» **Task directions**: Look through the entries for the string "fibrinous" and copy every line where it shows up.

Items from a data source:
----------
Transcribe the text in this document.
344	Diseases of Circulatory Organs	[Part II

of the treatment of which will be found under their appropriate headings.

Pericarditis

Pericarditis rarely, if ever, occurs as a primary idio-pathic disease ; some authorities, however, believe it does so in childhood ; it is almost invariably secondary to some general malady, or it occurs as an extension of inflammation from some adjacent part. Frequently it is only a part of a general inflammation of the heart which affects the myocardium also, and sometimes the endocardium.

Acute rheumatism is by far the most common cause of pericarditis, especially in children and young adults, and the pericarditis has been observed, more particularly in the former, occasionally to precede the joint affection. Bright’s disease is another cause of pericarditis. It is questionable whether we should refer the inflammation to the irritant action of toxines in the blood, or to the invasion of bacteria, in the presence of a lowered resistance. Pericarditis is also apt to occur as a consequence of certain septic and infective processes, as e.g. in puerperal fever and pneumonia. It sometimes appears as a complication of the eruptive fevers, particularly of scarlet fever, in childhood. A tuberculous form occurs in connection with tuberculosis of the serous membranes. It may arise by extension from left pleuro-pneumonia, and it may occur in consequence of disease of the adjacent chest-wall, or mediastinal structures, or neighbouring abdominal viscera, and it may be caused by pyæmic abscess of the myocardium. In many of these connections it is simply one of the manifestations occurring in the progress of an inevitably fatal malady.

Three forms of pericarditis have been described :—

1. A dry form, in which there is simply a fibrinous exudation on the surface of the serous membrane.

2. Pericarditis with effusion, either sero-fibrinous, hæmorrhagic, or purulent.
----------
» **Output for this exercise**:
1. A dry form, in which there is simply a fibrinous exudation on the surface of the serous membrane.
2. Pericarditis with effusion, either sero-fibrinous, hæmorrhagic, or purulent.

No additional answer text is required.